Doğalgaz Krizine Reçete - Son Dakika
Güncel

Doğalgaz Krizine Reçete

Doğalgaz Krizine Reçete

Yaşar Üniversitesi akademisyenleri, Ukrayna'da yaşanan gelişmelere bağlı olarak Türkiye'de doğalgaz tedarikinde yaşanabilecek sıkıntıları ele aldı.

26.03.2014 09:08
Twitter'da Paylaş Facebook'da Paylaş WhatsApp'da Paylaş

Yaşar Üniversitesi akademisyenleri, Ukrayna'da yaşanan gelişmelere bağlı olarak Türkiye'de doğalgaz tedarikinde yaşanabilecek sıkıntıları ele aldı. Türkiye'de yıllık doğalgaz tüketimin ancak yüzde 5'inin depolanabildiğine dikkat çeken akademisyenler, depolama alanlarının bir an önce artırılması gerektiği konusunda birleşti.

(Çıkarılmış veri girdileri)
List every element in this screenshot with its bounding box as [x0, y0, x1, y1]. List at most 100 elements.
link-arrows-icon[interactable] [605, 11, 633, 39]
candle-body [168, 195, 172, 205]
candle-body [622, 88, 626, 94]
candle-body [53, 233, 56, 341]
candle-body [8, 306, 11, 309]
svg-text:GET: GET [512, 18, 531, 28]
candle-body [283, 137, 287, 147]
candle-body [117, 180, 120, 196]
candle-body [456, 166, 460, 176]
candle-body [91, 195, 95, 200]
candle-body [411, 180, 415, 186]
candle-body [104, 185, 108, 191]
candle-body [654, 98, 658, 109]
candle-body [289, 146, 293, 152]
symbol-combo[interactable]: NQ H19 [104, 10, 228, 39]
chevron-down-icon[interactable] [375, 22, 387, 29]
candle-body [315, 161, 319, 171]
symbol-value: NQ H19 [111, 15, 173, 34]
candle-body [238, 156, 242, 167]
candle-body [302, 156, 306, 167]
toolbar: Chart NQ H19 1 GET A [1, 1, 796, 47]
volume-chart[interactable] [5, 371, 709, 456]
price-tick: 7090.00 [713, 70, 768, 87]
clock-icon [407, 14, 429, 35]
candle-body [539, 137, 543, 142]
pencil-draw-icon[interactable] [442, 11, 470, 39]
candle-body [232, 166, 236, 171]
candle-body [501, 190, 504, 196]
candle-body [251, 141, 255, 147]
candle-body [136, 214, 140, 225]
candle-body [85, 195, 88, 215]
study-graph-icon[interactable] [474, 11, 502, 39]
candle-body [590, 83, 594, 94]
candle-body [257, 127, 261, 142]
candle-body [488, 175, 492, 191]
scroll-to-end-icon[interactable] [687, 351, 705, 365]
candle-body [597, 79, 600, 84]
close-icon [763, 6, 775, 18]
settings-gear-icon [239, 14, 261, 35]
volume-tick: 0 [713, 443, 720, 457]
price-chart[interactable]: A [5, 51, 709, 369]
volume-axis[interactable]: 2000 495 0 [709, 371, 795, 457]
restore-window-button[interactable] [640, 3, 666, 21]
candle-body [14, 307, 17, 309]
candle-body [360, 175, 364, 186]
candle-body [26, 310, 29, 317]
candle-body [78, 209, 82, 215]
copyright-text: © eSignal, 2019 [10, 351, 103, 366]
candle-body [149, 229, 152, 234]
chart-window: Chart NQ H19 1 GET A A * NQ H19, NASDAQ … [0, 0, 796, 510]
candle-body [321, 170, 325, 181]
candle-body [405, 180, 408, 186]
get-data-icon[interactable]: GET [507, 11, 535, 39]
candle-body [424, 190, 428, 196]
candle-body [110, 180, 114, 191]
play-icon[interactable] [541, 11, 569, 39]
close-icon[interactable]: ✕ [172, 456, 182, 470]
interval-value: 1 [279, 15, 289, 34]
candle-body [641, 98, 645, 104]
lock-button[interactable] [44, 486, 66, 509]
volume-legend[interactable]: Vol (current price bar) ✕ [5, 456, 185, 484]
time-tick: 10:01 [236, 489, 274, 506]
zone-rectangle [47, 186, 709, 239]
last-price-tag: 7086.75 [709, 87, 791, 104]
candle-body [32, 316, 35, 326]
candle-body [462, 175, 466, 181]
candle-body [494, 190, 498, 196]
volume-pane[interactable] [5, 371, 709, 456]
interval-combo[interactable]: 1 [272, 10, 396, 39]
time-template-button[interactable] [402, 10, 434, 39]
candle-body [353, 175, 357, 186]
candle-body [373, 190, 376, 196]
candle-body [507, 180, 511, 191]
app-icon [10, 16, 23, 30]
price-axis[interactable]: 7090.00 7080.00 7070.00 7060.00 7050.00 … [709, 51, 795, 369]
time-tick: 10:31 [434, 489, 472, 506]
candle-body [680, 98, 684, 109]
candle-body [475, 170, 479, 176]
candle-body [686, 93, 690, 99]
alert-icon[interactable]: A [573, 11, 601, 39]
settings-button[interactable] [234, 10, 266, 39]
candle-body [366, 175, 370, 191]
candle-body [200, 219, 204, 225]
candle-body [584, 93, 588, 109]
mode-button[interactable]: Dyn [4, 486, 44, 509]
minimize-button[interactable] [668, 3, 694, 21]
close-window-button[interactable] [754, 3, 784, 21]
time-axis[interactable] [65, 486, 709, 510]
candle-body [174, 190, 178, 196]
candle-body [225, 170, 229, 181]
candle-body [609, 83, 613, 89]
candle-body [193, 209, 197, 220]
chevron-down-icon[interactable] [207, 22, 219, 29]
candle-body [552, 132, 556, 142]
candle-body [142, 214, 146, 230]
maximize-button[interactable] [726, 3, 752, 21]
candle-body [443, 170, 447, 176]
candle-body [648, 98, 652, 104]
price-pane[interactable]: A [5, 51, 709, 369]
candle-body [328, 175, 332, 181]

◆ **Yapılacaklar**
1 – Doğalgaz haberine göre aşağıdaki soruları yanıtlayın.
(a) Doğalgaz tedarikindeki sıkıntıları hangi üniversitenin akademisyenleri ele aldı?
(b) Türkiye'de yıllık doğalgaz tüketiminin yüzde kaçı depolanabiliyor?
(c) Haberin tarihi nedir?
2 – Satırların ilkinden başlayıp "candle-body [117, 180, 120, 196]" geçen satıra kadar (ikisi de dahil) her satırda "candle-body" ifadesini "mum-gövdesi" ile değiştirip bu satırları yeniden yazın. Geri kalan her şey aynı kalsın.

◆ **Çözülen sorular**
1 –
(a) Yaşar Üniversitesi
(b) Yüzde 5'i
(c) 26.03.2014

2 –
List every element in this screenshot with its bounding box as [x0, y0, x1, y1]. List at most 100 elements.
link-arrows-icon[interactable] [605, 11, 633, 39]
mum-gövdesi [168, 195, 172, 205]
mum-gövdesi [622, 88, 626, 94]
mum-gövdesi [53, 233, 56, 341]
mum-gövdesi [8, 306, 11, 309]
svg-text:GET: GET [512, 18, 531, 28]
mum-gövdesi [283, 137, 287, 147]
mum-gövdesi [117, 180, 120, 196]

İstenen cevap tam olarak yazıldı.